Problem requirements ->
Report each line of the data that has "only" somewhere in it.

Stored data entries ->

#####

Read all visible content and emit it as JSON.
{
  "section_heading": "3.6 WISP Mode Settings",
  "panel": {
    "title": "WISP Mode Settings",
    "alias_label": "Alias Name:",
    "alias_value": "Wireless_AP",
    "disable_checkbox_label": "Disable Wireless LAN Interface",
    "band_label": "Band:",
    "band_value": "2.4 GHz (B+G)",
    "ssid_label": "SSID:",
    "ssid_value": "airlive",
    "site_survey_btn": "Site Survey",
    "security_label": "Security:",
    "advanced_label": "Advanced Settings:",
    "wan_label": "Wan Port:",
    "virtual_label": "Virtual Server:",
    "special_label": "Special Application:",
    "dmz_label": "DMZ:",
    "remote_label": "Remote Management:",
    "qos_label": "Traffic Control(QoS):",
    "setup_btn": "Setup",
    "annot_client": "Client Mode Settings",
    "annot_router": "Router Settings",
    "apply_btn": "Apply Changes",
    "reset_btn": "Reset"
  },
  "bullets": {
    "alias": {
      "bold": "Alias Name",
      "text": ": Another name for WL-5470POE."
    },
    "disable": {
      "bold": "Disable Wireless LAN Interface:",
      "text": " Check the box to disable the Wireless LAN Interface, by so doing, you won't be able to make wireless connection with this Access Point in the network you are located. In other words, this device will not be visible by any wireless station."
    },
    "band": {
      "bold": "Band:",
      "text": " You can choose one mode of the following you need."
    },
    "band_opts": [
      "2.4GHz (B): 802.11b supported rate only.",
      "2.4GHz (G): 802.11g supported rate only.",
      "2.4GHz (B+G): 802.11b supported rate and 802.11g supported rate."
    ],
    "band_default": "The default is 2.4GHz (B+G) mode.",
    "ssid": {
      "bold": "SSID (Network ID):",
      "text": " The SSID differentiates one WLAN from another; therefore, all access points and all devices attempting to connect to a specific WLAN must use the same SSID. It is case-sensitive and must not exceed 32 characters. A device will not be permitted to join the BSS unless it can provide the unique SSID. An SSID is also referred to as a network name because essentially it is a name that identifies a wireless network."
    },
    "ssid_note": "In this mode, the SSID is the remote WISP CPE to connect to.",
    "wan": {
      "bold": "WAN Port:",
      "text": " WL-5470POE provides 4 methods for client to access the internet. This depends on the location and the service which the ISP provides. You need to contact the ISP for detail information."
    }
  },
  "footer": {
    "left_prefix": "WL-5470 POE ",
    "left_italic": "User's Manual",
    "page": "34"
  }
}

#####

Task result ->
      "2.4GHz (B): 802.11b supported rate only.",
      "2.4GHz (G): 802.11g supported rate only.",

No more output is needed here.